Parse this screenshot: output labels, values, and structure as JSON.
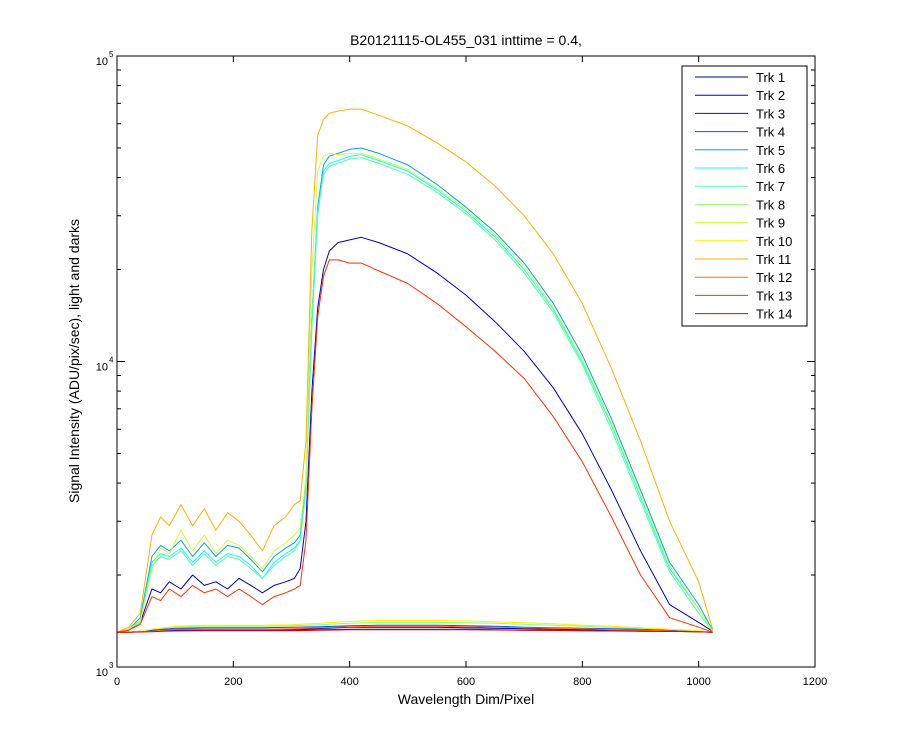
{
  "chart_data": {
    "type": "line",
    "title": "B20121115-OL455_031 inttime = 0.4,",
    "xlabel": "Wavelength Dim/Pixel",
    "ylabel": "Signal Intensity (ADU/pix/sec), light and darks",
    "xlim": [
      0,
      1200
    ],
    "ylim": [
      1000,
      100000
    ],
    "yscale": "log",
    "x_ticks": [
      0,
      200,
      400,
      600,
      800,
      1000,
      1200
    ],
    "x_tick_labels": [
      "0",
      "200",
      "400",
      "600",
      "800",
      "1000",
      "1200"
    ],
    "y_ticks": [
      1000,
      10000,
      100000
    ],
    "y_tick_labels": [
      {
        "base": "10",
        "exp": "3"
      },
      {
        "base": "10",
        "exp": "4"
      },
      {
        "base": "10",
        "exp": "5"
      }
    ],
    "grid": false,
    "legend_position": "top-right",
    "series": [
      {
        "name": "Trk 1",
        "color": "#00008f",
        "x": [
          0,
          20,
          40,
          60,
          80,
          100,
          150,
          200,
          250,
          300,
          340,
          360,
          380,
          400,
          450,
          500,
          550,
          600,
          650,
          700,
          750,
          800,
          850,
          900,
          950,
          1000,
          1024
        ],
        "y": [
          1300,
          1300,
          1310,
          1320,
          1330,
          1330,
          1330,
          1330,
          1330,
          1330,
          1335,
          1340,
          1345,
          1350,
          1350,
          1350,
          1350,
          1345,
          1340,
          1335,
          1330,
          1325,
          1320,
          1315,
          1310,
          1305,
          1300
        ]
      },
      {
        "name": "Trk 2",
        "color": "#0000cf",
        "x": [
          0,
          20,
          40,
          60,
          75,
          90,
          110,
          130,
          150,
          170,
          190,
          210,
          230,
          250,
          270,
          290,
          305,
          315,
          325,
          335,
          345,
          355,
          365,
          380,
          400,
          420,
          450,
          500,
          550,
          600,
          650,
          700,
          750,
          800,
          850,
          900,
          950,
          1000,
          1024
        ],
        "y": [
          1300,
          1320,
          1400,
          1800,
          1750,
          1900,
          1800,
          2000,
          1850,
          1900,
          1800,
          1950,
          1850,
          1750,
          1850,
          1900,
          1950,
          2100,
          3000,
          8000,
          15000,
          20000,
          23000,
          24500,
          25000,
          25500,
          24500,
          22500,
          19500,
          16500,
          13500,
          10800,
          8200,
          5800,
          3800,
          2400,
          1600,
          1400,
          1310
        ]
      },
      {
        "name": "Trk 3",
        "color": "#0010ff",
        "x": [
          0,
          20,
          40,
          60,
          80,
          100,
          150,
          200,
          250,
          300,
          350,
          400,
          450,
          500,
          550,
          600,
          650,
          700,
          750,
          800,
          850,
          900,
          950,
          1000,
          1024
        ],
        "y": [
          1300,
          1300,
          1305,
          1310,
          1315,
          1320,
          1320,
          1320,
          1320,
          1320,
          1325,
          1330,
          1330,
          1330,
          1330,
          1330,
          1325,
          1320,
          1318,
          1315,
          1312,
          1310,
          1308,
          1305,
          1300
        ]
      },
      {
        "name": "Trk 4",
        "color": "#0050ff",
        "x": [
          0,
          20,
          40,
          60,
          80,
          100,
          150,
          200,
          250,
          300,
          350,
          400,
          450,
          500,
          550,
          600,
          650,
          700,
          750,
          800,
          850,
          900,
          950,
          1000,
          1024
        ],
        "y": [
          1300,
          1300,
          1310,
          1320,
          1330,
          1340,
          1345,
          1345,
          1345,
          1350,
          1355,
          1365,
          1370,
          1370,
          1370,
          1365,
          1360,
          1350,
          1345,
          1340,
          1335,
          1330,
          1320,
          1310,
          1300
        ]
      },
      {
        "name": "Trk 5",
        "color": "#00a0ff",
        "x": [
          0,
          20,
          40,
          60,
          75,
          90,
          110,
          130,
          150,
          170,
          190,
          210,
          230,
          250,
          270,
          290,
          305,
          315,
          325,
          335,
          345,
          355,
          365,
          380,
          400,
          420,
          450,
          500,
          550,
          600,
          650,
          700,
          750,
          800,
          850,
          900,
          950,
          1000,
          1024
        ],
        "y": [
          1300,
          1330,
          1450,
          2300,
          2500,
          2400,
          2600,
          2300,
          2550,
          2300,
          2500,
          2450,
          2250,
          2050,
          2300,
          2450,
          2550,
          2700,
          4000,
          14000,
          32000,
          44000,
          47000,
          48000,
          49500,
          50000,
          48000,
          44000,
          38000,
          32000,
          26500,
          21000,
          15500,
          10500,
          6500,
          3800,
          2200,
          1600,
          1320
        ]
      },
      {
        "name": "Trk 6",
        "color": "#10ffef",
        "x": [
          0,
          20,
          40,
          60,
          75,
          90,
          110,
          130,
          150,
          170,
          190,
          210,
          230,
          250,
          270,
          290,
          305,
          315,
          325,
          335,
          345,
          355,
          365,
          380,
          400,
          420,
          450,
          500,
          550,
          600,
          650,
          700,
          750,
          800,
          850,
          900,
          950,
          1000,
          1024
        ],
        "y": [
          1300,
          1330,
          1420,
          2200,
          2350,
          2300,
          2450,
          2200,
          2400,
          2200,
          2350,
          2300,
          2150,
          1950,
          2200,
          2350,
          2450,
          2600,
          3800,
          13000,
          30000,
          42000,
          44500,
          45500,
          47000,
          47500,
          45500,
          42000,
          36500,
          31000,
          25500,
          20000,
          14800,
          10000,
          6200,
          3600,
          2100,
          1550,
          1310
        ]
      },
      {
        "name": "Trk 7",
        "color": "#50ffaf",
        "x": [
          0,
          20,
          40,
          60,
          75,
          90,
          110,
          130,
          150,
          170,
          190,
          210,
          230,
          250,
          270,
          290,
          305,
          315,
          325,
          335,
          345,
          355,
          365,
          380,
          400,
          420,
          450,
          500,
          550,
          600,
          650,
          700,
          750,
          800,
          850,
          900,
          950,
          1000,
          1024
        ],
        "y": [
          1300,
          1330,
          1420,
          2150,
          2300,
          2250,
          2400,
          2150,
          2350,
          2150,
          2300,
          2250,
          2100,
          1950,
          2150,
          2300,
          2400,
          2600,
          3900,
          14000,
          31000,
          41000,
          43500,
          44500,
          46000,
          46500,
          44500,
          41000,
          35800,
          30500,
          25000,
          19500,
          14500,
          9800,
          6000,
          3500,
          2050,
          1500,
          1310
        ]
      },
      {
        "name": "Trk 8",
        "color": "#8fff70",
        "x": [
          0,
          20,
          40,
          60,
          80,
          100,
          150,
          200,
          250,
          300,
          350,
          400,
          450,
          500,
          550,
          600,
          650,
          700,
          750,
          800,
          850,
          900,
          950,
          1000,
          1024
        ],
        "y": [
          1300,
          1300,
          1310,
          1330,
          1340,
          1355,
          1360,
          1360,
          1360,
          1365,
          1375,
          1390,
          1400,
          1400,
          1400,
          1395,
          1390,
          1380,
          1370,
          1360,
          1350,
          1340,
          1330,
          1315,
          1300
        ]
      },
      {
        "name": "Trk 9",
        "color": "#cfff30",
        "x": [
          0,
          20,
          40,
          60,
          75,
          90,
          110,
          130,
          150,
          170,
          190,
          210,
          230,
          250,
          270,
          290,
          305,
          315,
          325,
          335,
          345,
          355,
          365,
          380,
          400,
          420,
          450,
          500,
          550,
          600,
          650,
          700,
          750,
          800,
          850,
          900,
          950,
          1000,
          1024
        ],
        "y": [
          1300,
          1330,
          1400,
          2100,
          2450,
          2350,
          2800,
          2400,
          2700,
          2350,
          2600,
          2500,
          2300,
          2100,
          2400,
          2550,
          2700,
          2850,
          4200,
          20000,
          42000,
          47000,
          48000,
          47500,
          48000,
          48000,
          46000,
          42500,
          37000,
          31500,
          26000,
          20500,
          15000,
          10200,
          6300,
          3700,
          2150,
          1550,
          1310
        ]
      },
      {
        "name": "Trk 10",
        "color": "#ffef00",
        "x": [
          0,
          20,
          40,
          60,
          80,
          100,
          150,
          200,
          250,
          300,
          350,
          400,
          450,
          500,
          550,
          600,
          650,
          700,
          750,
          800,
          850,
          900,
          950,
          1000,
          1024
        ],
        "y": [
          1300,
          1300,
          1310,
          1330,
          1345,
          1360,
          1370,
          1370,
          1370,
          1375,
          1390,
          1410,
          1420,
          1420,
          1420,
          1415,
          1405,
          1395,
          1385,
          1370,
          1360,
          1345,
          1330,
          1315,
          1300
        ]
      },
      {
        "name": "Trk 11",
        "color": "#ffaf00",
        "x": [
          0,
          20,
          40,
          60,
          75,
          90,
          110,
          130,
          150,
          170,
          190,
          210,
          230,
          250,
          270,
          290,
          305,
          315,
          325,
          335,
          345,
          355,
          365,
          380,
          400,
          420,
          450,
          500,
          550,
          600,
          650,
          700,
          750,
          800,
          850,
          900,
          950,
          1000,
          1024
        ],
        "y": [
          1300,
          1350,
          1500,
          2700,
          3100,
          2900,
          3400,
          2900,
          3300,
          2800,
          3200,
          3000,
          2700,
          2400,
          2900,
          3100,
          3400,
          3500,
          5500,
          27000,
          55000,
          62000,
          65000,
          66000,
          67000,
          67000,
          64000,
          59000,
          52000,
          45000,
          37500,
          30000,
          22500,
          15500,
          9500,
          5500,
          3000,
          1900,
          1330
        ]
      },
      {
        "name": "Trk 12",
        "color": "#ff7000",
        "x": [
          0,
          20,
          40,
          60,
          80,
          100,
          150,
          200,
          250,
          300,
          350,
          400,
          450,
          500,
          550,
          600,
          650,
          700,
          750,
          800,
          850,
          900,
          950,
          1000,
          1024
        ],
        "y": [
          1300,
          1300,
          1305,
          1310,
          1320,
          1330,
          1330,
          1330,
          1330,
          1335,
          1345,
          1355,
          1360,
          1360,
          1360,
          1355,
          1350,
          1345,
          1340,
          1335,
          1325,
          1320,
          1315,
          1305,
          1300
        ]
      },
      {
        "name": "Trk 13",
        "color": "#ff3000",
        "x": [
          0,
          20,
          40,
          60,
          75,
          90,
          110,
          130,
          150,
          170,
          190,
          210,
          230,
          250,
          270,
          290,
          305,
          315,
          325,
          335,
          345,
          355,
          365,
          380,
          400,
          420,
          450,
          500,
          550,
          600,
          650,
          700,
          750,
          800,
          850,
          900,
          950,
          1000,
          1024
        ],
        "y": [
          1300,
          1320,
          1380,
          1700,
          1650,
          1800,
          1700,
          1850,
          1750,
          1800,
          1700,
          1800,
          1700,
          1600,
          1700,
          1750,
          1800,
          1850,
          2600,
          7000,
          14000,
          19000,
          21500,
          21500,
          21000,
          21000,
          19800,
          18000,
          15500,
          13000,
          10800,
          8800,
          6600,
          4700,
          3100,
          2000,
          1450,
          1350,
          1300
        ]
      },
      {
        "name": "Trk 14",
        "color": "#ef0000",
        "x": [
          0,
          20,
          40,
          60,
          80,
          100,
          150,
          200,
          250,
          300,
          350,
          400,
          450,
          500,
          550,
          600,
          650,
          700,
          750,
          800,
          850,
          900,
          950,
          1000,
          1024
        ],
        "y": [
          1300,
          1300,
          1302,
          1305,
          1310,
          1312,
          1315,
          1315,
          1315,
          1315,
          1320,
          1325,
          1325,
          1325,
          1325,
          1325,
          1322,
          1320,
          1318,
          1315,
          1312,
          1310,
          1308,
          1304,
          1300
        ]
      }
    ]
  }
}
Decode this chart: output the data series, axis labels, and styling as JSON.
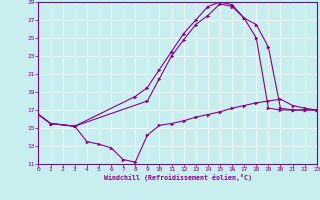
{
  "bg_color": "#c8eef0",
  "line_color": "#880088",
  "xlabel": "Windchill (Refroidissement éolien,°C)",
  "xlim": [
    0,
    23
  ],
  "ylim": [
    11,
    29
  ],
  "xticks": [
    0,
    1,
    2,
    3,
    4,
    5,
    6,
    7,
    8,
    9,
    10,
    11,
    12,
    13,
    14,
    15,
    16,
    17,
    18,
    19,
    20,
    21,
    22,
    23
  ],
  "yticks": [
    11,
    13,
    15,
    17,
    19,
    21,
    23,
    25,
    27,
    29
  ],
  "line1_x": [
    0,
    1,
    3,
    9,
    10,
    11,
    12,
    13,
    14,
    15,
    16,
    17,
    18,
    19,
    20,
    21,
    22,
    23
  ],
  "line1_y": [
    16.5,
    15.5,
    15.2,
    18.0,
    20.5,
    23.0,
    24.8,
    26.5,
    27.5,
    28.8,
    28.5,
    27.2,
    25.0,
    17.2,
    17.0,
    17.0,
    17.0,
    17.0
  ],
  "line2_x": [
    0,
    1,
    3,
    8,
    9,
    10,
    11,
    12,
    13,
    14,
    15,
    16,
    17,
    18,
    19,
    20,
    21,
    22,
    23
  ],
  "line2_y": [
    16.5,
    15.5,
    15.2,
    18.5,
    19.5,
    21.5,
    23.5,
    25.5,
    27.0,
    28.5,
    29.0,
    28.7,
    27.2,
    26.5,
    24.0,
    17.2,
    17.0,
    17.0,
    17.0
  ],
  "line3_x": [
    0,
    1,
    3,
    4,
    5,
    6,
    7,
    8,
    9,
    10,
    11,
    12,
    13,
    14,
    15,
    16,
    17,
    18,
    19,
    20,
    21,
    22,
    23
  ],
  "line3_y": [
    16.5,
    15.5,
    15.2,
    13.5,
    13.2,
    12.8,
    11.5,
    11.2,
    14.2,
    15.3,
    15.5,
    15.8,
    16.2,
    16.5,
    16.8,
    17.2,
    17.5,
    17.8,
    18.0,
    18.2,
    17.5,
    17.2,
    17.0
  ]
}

::::::::

→ Objective:
Copy out every line from the records that has the word "this".

→ Response:
Parse this screenshot: output labels, values, and structure as JSON.
Decode this chart: output the data series, axis labels, and styling as JSON.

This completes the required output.